## start
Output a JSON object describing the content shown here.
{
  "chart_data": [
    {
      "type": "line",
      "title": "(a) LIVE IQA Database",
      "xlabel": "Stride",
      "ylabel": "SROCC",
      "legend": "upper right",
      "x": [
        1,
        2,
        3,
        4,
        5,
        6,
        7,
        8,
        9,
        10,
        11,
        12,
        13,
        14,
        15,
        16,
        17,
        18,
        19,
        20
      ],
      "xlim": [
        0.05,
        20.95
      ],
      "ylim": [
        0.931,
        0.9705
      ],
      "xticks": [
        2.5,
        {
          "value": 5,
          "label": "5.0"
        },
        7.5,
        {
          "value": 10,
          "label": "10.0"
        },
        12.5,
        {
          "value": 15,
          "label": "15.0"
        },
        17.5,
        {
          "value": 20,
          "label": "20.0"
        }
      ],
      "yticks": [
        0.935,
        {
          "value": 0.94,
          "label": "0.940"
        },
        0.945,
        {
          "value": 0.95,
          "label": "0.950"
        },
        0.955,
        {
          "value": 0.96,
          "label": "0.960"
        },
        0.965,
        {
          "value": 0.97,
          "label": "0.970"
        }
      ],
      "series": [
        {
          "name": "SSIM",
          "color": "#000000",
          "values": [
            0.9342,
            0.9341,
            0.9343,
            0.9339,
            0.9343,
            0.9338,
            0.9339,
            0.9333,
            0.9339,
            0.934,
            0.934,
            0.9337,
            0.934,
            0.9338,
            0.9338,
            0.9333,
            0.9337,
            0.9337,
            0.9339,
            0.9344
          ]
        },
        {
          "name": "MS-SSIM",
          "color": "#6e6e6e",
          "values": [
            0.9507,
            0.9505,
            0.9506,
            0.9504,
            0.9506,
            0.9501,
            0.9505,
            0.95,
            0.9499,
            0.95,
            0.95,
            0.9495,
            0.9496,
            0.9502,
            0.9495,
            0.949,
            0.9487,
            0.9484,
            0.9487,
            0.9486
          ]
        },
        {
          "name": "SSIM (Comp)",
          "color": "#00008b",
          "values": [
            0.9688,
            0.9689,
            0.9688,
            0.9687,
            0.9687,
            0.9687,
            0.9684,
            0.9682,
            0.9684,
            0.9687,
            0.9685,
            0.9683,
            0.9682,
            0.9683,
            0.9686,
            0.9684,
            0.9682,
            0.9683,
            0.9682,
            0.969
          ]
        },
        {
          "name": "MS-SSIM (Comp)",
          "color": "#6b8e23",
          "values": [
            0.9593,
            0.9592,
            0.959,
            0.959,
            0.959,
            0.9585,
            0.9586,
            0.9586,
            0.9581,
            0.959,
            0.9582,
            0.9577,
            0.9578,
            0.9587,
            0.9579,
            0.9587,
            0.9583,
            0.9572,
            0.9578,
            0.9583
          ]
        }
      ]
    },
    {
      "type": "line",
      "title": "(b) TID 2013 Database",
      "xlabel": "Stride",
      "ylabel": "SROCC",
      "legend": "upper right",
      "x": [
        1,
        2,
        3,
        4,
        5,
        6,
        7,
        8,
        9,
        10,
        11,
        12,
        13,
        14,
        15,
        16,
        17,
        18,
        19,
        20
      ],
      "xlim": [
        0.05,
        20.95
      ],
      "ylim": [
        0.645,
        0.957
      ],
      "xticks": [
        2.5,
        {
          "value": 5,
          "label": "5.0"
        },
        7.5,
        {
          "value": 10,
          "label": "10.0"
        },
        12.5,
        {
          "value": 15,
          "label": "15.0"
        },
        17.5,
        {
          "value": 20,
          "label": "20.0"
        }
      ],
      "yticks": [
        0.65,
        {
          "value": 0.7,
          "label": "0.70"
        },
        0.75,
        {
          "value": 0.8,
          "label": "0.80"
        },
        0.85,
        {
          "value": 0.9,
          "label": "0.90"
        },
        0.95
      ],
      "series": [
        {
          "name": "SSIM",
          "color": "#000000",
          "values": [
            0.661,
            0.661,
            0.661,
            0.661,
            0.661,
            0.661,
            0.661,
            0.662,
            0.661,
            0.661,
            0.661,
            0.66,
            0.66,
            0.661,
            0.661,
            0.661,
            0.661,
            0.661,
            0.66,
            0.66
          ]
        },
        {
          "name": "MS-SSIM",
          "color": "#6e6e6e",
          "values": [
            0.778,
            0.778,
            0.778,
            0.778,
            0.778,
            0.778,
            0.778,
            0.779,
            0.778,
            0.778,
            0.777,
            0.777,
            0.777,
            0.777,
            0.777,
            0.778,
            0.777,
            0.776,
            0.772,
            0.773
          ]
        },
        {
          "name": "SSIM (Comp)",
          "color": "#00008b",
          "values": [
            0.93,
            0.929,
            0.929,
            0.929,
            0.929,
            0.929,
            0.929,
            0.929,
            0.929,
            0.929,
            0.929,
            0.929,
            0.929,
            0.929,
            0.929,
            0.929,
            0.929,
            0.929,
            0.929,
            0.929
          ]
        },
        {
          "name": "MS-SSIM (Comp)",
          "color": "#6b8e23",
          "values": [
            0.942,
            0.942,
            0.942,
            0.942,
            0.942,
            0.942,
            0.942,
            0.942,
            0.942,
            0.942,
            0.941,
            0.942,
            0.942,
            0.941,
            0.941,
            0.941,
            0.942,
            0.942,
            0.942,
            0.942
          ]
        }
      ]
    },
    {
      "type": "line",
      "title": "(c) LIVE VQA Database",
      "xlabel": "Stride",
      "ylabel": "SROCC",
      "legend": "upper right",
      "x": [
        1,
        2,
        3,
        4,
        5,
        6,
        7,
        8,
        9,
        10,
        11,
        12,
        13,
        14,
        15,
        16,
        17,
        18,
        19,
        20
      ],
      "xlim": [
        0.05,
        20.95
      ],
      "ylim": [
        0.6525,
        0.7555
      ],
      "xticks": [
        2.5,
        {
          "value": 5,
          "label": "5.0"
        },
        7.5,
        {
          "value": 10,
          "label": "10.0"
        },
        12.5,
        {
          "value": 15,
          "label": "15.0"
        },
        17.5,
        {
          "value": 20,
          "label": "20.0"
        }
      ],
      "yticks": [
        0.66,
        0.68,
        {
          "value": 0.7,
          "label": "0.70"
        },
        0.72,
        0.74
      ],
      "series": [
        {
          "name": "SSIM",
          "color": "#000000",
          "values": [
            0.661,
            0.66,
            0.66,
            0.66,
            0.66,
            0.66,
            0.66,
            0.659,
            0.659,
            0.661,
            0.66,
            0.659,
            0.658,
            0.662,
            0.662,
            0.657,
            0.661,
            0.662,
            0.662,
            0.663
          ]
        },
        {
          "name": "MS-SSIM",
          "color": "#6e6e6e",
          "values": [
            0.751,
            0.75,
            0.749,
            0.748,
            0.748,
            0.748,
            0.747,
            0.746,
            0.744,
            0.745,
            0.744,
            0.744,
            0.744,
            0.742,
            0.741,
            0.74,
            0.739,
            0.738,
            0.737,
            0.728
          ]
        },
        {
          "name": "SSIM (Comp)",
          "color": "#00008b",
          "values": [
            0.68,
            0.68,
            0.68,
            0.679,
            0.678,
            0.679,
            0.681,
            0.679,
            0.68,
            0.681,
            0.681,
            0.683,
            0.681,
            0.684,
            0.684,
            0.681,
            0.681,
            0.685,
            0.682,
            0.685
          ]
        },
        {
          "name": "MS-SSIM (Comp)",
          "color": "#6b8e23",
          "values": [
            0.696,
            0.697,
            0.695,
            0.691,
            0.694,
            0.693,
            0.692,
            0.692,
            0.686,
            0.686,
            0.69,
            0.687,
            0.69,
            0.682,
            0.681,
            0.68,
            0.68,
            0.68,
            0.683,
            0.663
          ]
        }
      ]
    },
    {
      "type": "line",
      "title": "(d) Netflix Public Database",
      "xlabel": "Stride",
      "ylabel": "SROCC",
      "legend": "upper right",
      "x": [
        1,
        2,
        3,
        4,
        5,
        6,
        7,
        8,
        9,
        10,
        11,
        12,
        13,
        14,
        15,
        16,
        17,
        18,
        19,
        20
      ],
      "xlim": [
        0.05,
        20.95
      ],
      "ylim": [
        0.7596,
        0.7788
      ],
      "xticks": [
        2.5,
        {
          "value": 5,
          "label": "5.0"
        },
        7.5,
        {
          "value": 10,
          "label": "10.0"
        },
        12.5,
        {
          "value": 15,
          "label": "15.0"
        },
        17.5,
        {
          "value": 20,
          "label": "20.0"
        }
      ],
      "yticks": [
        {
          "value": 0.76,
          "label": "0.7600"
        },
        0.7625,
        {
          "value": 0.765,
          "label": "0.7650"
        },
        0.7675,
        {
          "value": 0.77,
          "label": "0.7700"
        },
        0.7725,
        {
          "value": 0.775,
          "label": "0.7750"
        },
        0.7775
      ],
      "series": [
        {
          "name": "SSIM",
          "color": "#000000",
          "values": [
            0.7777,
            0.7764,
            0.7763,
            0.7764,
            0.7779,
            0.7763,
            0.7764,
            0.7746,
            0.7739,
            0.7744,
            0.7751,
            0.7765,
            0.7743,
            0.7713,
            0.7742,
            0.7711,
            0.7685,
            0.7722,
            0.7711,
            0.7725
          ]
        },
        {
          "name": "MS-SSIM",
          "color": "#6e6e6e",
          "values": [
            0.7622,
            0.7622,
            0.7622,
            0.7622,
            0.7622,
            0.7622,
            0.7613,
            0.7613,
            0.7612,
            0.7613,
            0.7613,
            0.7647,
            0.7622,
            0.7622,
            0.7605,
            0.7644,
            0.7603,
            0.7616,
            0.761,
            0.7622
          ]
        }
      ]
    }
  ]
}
## end
The request |
Copy all lines in the listing above where the string "title" appears.

Result |
      "title": "(a) LIVE IQA Database",
      "title": "(b) TID 2013 Database",
      "title": "(c) LIVE VQA Database",
      "title": "(d) Netflix Public Database",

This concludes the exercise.